TASK DETAILS —
Search the listing for "screenshot" and copy every line where it appears.

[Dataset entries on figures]
★ ★ ★ ★ ★

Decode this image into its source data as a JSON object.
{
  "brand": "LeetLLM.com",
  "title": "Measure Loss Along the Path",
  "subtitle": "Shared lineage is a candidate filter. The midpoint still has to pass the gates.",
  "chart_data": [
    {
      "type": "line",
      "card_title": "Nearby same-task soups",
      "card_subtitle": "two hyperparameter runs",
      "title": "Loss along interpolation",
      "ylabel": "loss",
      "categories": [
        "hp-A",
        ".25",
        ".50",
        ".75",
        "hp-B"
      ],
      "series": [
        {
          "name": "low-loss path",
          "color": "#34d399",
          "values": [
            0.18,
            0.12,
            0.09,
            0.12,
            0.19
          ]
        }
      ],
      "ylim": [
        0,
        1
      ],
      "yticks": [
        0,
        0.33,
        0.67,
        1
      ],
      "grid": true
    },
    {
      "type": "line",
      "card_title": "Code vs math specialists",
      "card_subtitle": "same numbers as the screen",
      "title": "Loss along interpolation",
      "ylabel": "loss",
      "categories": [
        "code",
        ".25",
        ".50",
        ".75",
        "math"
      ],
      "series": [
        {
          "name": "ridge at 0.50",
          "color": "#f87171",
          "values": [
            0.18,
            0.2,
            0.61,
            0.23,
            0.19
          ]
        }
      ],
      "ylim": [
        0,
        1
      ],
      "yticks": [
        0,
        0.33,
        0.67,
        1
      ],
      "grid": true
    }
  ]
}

★ ★ ★ ★ ★

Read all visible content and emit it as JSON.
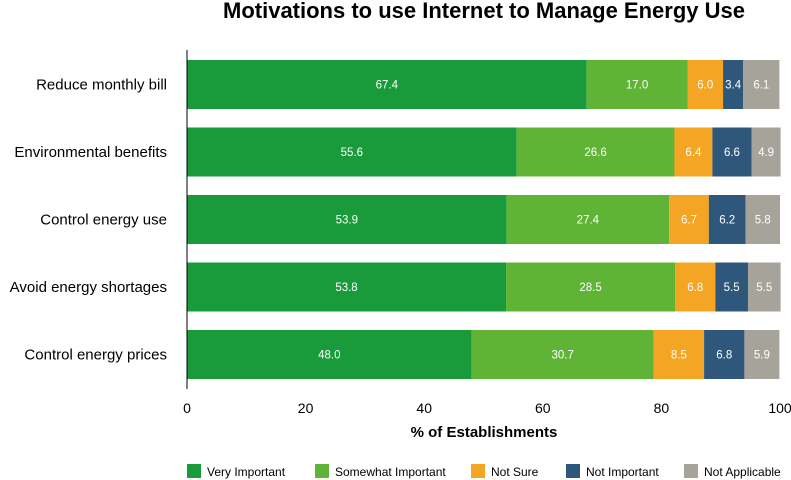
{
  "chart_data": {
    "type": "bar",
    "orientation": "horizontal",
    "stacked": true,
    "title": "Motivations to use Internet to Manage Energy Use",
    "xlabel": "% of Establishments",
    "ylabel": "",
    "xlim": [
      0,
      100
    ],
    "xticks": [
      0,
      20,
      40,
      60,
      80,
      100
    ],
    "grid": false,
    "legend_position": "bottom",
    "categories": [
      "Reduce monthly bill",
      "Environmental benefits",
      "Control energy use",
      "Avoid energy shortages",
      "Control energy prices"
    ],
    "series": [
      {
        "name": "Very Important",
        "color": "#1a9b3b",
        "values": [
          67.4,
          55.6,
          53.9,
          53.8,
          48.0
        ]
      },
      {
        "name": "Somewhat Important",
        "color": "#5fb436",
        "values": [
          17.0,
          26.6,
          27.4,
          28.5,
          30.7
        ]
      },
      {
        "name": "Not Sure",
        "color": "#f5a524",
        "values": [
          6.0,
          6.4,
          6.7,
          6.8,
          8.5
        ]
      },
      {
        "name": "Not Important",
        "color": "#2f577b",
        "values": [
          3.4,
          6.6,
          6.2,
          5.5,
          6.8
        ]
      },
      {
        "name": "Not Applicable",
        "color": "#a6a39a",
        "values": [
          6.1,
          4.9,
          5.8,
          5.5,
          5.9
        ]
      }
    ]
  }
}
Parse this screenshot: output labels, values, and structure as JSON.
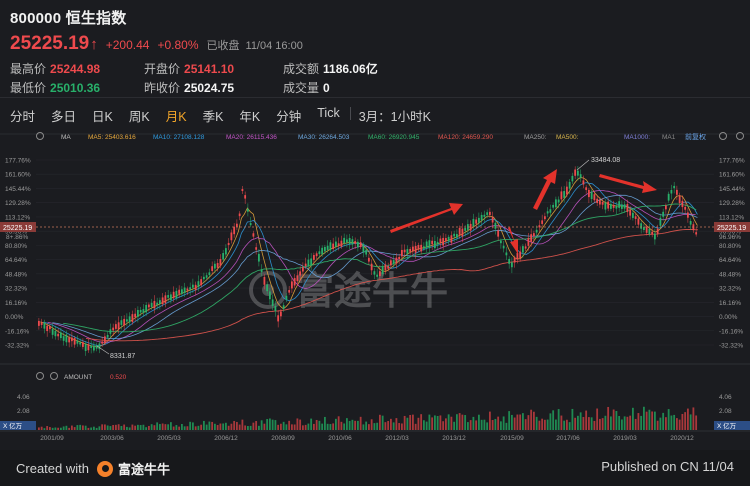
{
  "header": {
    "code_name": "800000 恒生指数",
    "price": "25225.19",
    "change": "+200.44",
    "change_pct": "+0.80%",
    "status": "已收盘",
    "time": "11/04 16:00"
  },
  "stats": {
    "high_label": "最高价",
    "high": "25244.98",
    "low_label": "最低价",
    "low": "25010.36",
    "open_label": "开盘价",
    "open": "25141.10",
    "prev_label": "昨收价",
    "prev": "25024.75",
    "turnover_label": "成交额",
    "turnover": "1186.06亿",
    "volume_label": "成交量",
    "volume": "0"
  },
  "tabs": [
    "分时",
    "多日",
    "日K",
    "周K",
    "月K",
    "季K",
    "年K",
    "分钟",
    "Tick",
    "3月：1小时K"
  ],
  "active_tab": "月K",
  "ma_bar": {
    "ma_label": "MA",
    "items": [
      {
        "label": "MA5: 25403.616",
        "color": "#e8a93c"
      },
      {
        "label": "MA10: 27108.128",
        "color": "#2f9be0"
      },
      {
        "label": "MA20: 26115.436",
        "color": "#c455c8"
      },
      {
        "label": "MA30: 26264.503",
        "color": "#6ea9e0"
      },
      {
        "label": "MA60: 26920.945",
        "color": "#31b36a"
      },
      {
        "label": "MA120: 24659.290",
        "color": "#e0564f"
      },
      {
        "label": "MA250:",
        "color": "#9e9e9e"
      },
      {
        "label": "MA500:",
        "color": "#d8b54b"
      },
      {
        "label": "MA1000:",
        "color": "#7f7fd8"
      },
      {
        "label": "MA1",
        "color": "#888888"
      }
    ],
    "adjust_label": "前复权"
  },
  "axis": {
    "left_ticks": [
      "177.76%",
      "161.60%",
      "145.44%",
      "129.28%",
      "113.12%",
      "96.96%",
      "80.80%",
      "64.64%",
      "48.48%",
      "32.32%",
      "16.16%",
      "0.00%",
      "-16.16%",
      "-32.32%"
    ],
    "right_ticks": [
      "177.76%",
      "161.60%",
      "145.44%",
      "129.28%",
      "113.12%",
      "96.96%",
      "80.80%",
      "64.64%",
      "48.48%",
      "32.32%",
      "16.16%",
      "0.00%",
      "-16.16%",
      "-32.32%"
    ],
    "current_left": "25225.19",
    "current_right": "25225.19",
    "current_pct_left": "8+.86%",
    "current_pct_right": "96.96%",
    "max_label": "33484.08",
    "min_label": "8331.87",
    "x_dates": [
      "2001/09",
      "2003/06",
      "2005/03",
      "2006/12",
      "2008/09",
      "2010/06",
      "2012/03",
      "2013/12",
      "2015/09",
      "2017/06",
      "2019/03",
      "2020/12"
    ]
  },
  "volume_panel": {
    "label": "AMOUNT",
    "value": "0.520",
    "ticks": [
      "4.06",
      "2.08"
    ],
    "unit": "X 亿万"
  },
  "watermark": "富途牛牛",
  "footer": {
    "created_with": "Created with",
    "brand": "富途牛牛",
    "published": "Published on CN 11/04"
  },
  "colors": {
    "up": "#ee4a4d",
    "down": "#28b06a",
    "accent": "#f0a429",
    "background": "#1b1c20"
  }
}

★ ★ ★ ★ ★

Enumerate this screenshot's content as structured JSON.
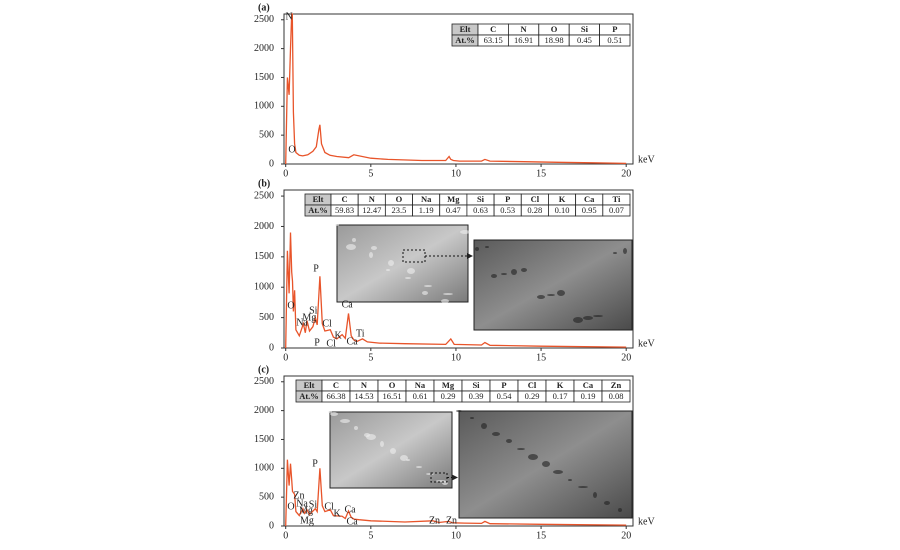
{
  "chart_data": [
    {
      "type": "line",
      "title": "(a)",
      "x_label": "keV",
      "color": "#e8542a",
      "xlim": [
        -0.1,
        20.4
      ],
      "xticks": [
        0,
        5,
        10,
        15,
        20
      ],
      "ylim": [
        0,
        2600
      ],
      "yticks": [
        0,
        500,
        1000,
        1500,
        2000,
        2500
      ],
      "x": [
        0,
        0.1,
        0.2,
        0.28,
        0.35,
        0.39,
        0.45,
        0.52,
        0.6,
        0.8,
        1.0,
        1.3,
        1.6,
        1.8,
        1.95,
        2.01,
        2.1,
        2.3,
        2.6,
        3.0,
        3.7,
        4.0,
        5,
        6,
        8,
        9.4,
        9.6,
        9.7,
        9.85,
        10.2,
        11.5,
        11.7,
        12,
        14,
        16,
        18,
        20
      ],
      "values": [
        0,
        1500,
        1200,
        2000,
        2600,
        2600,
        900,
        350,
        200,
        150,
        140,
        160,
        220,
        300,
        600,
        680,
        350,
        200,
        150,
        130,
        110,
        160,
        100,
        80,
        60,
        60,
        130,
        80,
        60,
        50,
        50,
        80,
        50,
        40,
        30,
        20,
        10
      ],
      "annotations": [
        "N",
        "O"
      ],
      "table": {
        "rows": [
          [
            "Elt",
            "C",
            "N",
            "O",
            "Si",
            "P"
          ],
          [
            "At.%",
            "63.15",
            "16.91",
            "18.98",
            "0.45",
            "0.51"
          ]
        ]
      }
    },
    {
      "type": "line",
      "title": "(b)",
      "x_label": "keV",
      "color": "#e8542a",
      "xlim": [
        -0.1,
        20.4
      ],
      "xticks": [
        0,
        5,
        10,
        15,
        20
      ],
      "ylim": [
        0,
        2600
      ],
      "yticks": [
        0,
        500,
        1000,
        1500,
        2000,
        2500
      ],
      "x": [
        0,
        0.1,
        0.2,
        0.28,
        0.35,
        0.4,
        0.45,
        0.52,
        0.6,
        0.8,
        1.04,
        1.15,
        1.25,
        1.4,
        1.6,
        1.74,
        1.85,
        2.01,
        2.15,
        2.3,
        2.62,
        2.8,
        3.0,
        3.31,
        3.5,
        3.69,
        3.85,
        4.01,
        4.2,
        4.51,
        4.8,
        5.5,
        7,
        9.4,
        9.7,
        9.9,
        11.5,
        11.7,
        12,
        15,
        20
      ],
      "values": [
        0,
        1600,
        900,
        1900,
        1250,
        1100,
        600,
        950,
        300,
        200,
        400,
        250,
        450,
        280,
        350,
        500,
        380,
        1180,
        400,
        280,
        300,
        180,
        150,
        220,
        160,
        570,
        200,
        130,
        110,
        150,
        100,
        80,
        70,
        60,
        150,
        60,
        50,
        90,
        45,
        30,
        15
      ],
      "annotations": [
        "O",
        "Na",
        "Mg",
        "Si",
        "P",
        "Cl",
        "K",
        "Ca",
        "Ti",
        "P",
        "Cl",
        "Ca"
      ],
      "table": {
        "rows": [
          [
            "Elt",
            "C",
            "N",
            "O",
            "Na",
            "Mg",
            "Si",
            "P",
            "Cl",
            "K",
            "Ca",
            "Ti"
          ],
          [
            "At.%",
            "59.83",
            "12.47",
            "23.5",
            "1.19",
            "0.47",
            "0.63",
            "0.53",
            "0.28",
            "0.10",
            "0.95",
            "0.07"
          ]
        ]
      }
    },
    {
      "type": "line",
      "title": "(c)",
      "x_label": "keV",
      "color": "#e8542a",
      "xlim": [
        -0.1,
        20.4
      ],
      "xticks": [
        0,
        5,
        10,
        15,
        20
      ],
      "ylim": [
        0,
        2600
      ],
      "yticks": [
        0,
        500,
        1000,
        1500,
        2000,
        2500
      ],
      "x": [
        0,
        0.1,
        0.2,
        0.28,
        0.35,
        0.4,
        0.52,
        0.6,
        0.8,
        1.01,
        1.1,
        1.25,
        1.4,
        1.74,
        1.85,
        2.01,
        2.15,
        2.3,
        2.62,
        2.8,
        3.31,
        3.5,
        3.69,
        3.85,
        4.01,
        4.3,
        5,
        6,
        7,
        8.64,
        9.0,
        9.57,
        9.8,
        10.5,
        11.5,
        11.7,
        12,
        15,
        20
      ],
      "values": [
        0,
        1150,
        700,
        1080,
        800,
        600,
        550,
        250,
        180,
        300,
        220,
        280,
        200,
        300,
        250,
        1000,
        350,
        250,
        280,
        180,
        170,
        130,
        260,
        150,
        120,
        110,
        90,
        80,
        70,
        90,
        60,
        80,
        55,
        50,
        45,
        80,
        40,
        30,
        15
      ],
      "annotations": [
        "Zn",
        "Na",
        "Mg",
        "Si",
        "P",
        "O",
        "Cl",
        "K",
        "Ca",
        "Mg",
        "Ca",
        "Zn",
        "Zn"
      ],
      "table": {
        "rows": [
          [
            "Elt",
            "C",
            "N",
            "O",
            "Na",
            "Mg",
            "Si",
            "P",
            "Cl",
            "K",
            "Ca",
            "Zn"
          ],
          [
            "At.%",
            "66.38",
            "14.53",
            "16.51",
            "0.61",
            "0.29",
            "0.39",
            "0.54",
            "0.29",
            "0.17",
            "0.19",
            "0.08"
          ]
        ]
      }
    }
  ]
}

★ ★ ★ ★ ★

SOLUTION TO THIS TASK —
Parse this screenshot: output labels, values, and structure as JSON.
Enumerate this screenshot's content as structured JSON.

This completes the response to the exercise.